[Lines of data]
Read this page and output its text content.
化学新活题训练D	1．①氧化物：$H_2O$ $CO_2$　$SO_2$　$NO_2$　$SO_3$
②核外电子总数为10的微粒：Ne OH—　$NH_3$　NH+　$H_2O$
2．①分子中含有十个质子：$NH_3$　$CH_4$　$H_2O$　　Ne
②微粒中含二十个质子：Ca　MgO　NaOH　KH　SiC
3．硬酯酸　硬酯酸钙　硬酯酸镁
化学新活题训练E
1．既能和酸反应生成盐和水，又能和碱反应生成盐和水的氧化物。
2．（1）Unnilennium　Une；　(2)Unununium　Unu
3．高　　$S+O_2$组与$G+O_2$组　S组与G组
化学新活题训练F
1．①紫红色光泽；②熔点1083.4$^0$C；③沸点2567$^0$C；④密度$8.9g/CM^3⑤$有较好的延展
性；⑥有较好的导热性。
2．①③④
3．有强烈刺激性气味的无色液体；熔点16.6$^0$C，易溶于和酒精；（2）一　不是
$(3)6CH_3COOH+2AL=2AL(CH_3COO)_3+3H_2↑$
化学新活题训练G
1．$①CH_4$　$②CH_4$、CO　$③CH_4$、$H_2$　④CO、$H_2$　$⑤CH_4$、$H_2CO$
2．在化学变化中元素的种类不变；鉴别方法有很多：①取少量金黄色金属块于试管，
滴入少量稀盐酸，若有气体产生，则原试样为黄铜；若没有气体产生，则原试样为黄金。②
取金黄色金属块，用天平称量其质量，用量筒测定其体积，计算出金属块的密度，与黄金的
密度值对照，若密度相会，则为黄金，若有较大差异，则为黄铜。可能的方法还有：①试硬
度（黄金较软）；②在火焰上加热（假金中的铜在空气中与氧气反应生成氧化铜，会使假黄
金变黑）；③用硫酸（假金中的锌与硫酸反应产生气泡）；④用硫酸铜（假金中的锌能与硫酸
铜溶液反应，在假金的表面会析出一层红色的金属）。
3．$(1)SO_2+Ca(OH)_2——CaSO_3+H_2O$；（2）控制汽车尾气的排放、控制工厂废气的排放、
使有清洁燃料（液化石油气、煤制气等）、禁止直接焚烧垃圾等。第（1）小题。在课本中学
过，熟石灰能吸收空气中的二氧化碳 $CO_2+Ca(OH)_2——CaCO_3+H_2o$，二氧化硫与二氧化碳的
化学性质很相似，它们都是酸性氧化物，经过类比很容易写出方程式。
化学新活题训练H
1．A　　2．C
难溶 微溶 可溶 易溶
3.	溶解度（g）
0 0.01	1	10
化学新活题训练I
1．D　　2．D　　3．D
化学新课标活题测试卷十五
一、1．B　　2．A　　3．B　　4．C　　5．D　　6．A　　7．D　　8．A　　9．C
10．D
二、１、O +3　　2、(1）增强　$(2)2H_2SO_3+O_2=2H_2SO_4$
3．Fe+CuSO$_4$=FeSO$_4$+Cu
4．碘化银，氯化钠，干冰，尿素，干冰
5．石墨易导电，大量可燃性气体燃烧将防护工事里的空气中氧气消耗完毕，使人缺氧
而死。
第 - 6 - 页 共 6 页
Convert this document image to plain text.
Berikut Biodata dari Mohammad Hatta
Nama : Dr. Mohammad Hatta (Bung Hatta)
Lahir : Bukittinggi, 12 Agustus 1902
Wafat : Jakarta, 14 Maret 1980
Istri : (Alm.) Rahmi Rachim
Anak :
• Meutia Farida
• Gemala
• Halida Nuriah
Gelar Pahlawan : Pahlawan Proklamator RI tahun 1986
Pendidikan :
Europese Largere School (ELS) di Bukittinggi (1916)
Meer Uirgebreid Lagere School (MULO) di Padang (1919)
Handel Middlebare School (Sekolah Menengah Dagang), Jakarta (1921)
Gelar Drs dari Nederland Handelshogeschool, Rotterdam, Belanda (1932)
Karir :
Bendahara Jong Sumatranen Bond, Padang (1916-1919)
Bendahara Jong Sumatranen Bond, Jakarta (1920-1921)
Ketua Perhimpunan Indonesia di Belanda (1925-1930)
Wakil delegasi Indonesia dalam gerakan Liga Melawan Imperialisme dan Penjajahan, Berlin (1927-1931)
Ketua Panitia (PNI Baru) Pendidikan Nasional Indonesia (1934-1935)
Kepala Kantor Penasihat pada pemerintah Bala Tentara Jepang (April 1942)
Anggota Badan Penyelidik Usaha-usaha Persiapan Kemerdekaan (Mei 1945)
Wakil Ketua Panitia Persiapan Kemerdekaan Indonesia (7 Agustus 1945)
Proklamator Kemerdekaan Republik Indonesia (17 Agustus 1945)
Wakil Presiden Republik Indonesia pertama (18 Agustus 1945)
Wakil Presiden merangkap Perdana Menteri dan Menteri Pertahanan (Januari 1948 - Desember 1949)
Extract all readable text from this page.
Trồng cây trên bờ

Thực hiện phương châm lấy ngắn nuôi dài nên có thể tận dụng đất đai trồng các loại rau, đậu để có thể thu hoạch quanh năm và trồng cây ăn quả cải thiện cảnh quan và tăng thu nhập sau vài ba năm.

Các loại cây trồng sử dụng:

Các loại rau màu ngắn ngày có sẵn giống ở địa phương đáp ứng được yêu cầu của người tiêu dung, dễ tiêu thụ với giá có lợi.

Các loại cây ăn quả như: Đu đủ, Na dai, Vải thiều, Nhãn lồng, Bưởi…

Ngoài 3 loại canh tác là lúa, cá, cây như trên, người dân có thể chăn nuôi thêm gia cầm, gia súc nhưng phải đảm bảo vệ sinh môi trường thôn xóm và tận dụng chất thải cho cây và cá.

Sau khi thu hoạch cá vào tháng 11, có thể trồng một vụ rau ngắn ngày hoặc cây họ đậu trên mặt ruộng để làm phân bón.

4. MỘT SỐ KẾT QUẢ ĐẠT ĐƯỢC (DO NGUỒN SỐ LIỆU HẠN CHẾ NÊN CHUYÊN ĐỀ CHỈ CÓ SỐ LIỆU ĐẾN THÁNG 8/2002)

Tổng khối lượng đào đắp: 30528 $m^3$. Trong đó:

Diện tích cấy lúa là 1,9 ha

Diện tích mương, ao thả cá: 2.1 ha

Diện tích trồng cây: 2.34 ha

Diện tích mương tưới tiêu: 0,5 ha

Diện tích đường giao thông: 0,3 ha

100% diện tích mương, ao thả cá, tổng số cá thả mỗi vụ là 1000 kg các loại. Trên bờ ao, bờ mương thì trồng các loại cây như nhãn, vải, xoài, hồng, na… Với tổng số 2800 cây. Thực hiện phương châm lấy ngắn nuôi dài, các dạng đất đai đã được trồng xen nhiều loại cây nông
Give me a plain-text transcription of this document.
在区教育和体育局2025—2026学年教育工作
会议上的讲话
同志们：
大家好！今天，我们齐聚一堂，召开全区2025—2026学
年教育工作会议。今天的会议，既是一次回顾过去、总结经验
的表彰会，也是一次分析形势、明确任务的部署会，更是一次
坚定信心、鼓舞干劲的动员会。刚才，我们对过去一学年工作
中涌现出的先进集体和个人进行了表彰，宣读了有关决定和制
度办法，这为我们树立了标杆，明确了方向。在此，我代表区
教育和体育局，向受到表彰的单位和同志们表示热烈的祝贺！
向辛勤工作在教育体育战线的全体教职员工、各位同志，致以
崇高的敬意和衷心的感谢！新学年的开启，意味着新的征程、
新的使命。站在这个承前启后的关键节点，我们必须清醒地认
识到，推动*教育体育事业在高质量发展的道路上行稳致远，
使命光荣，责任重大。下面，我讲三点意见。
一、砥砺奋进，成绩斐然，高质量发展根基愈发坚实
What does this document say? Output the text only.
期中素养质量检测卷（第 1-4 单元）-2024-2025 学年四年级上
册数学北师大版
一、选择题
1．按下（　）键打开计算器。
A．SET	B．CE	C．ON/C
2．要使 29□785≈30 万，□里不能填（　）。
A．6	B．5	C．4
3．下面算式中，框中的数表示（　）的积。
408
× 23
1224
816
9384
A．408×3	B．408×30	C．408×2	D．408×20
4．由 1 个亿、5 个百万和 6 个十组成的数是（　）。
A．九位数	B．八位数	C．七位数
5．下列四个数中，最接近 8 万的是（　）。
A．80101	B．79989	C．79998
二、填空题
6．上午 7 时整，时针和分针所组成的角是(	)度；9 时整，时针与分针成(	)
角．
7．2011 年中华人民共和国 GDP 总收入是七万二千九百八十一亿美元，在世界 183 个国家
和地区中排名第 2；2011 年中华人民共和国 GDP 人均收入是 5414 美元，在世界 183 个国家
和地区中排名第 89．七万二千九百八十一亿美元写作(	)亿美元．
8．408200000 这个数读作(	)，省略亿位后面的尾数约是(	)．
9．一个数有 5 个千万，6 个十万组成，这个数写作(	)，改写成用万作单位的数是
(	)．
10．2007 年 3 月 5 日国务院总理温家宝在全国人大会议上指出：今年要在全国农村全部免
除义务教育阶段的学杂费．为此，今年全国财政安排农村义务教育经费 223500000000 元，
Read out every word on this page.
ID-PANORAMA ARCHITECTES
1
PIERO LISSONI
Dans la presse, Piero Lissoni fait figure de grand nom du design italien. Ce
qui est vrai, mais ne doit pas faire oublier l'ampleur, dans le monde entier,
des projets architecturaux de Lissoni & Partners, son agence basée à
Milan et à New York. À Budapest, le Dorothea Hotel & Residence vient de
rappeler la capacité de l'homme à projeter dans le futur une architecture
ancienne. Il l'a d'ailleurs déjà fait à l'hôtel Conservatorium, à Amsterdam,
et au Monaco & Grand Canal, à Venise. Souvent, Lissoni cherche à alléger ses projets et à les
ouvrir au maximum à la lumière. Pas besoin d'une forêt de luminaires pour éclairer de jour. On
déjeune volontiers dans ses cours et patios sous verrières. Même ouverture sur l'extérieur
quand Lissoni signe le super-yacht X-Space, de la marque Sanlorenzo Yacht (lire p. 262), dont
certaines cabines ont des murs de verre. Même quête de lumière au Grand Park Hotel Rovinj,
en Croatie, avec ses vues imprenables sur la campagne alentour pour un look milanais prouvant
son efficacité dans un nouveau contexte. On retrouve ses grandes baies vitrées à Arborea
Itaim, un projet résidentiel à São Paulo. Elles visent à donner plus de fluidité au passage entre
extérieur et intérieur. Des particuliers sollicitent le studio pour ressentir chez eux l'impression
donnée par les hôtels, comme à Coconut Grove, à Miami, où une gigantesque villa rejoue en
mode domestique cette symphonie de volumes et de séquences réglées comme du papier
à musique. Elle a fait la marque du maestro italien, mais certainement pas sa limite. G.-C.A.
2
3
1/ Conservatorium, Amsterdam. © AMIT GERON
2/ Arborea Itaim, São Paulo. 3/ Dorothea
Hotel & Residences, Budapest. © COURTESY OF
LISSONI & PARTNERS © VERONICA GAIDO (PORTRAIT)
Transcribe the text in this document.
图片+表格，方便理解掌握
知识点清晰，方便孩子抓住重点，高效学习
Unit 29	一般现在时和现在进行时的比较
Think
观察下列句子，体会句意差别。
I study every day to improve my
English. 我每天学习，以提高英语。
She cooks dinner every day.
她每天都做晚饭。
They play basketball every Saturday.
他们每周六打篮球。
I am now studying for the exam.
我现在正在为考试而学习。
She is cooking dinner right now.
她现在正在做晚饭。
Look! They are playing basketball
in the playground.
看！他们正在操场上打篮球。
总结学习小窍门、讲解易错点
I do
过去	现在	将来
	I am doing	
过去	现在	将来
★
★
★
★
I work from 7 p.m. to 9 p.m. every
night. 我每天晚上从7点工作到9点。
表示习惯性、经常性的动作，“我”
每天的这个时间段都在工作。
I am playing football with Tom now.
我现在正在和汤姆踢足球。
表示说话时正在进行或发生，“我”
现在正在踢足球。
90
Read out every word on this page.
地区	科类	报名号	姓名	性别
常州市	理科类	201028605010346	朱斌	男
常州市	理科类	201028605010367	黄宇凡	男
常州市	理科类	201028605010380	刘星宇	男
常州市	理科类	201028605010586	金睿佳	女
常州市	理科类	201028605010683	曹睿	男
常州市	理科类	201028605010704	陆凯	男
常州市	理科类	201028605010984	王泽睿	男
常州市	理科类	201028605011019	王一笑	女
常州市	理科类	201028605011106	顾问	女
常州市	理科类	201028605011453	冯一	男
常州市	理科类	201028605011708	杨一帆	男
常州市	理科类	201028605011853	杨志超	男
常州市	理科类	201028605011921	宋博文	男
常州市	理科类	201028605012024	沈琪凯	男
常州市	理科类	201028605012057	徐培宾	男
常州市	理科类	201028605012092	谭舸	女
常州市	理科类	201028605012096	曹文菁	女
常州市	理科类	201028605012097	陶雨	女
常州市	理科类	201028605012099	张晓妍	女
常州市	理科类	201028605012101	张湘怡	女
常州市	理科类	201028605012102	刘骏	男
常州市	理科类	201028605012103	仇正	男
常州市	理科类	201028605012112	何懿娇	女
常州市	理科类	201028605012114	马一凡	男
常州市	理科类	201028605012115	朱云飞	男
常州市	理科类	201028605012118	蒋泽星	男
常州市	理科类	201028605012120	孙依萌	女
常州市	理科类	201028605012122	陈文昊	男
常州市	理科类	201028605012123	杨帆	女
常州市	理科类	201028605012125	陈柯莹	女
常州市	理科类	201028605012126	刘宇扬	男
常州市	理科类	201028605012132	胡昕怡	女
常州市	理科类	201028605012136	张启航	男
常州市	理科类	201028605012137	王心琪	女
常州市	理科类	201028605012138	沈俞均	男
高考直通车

Task details:
Gather every line from the listing above in which the word "extérieur" appears.

Answer:
déjeune volontiers dans ses cours et patios sous verrières. Même ouverture sur l'extérieur
extérieur et intérieur. Des particuliers sollicitent le studio pour ressentir chez eux l'impression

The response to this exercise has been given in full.